Items from a dataset:

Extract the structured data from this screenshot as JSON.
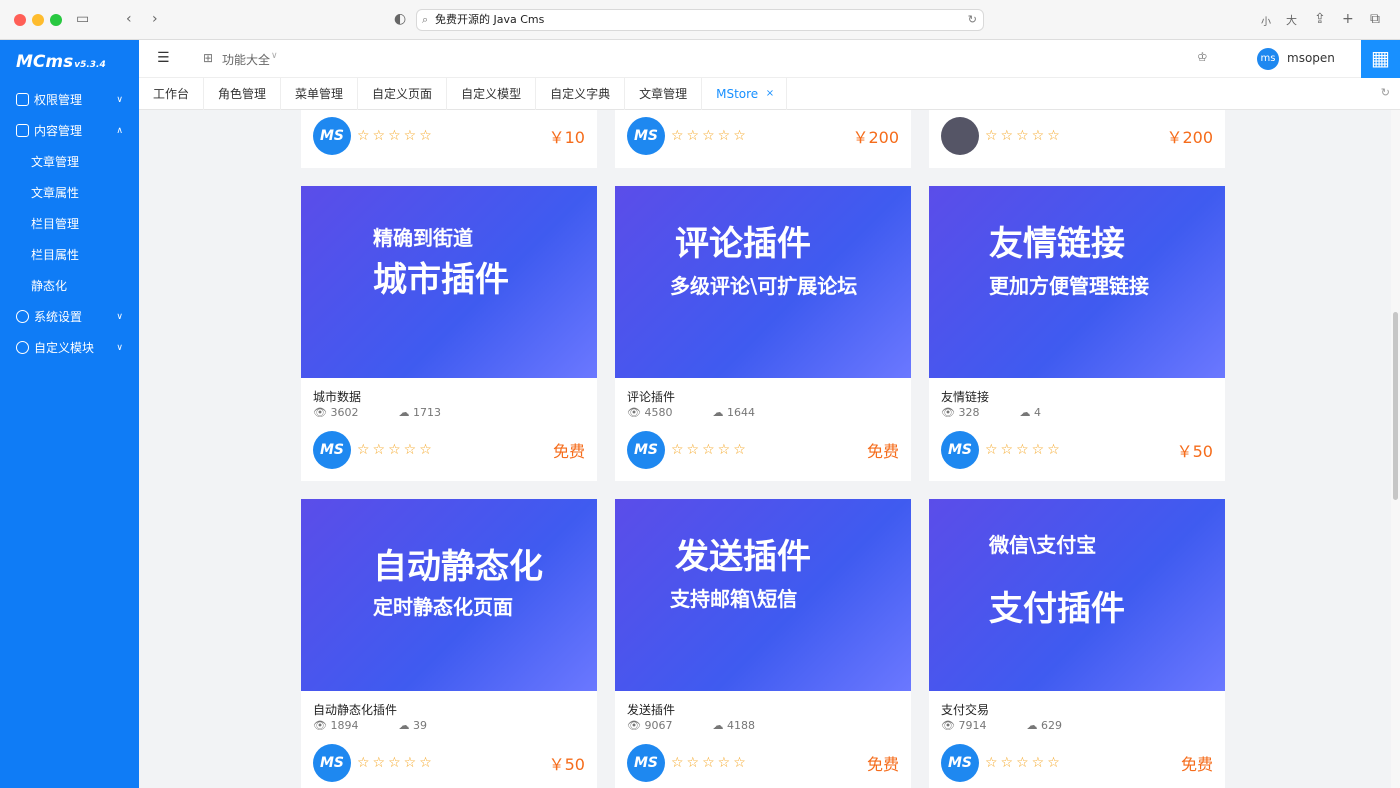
{
  "browser": {
    "url": "免费开源的 Java Cms",
    "font_small": "小",
    "font_large": "大"
  },
  "sidebar": {
    "logo": "MCms",
    "version": "v5.3.4",
    "groups": [
      {
        "label": "权限管理"
      },
      {
        "label": "内容管理",
        "children": [
          "文章管理",
          "文章属性",
          "栏目管理",
          "栏目属性",
          "静态化"
        ]
      },
      {
        "label": "系统设置"
      },
      {
        "label": "自定义模块"
      }
    ]
  },
  "topbar": {
    "menu_label": "功能大全",
    "user": "msopen",
    "avatar": "ms"
  },
  "tabs": [
    "工作台",
    "角色管理",
    "菜单管理",
    "自定义页面",
    "自定义模型",
    "自定义字典",
    "文章管理",
    "MStore"
  ],
  "partial_row": [
    {
      "price": "￥10"
    },
    {
      "price": "￥200"
    },
    {
      "price": "￥200"
    }
  ],
  "cards": [
    {
      "banner_line1": "精确到街道",
      "banner_line2": "城市插件",
      "title": "城市数据",
      "views": "3602",
      "downloads": "1713",
      "price": "免费"
    },
    {
      "banner_line1": "评论插件",
      "banner_line2": "多级评论\\可扩展论坛",
      "title": "评论插件",
      "views": "4580",
      "downloads": "1644",
      "price": "免费"
    },
    {
      "banner_line1": "友情链接",
      "banner_line2": "更加方便管理链接",
      "title": "友情链接",
      "views": "328",
      "downloads": "4",
      "price": "￥50"
    },
    {
      "banner_line1": "自动静态化",
      "banner_line2": "定时静态化页面",
      "title": "自动静态化插件",
      "views": "1894",
      "downloads": "39",
      "price": "￥50"
    },
    {
      "banner_line1": "发送插件",
      "banner_line2": "支持邮箱\\短信",
      "title": "发送插件",
      "views": "9067",
      "downloads": "4188",
      "price": "免费"
    },
    {
      "banner_line1": "微信\\支付宝",
      "banner_line2": "支付插件",
      "title": "支付交易",
      "views": "7914",
      "downloads": "629",
      "price": "免费"
    }
  ],
  "ms_logo": "MS",
  "colors": {
    "sidebar": "#0f7cf6",
    "price": "#f56c1b",
    "active_tab": "#1890ff"
  }
}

• [Task details] Give the data above again in full and unchanged, skipping the pictures.

• [Response to the task]
Extract the structured data from this screenshot as JSON.
{
  "browser": {
    "url": "免费开源的 Java Cms",
    "font_small": "小",
    "font_large": "大"
  },
  "sidebar": {
    "logo": "MCms",
    "version": "v5.3.4",
    "groups": [
      {
        "label": "权限管理"
      },
      {
        "label": "内容管理",
        "children": [
          "文章管理",
          "文章属性",
          "栏目管理",
          "栏目属性",
          "静态化"
        ]
      },
      {
        "label": "系统设置"
      },
      {
        "label": "自定义模块"
      }
    ]
  },
  "topbar": {
    "menu_label": "功能大全",
    "user": "msopen",
    "avatar": "ms"
  },
  "tabs": [
    "工作台",
    "角色管理",
    "菜单管理",
    "自定义页面",
    "自定义模型",
    "自定义字典",
    "文章管理",
    "MStore"
  ],
  "partial_row": [
    {
      "price": "￥10"
    },
    {
      "price": "￥200"
    },
    {
      "price": "￥200"
    }
  ],
  "cards": [
    {
      "banner_line1": "精确到街道",
      "banner_line2": "城市插件",
      "title": "城市数据",
      "views": "3602",
      "downloads": "1713",
      "price": "免费"
    },
    {
      "banner_line1": "评论插件",
      "banner_line2": "多级评论\\可扩展论坛",
      "title": "评论插件",
      "views": "4580",
      "downloads": "1644",
      "price": "免费"
    },
    {
      "banner_line1": "友情链接",
      "banner_line2": "更加方便管理链接",
      "title": "友情链接",
      "views": "328",
      "downloads": "4",
      "price": "￥50"
    },
    {
      "banner_line1": "自动静态化",
      "banner_line2": "定时静态化页面",
      "title": "自动静态化插件",
      "views": "1894",
      "downloads": "39",
      "price": "￥50"
    },
    {
      "banner_line1": "发送插件",
      "banner_line2": "支持邮箱\\短信",
      "title": "发送插件",
      "views": "9067",
      "downloads": "4188",
      "price": "免费"
    },
    {
      "banner_line1": "微信\\支付宝",
      "banner_line2": "支付插件",
      "title": "支付交易",
      "views": "7914",
      "downloads": "629",
      "price": "免费"
    }
  ],
  "ms_logo": "MS",
  "colors": {
    "sidebar": "#0f7cf6",
    "price": "#f56c1b",
    "active_tab": "#1890ff"
  }
}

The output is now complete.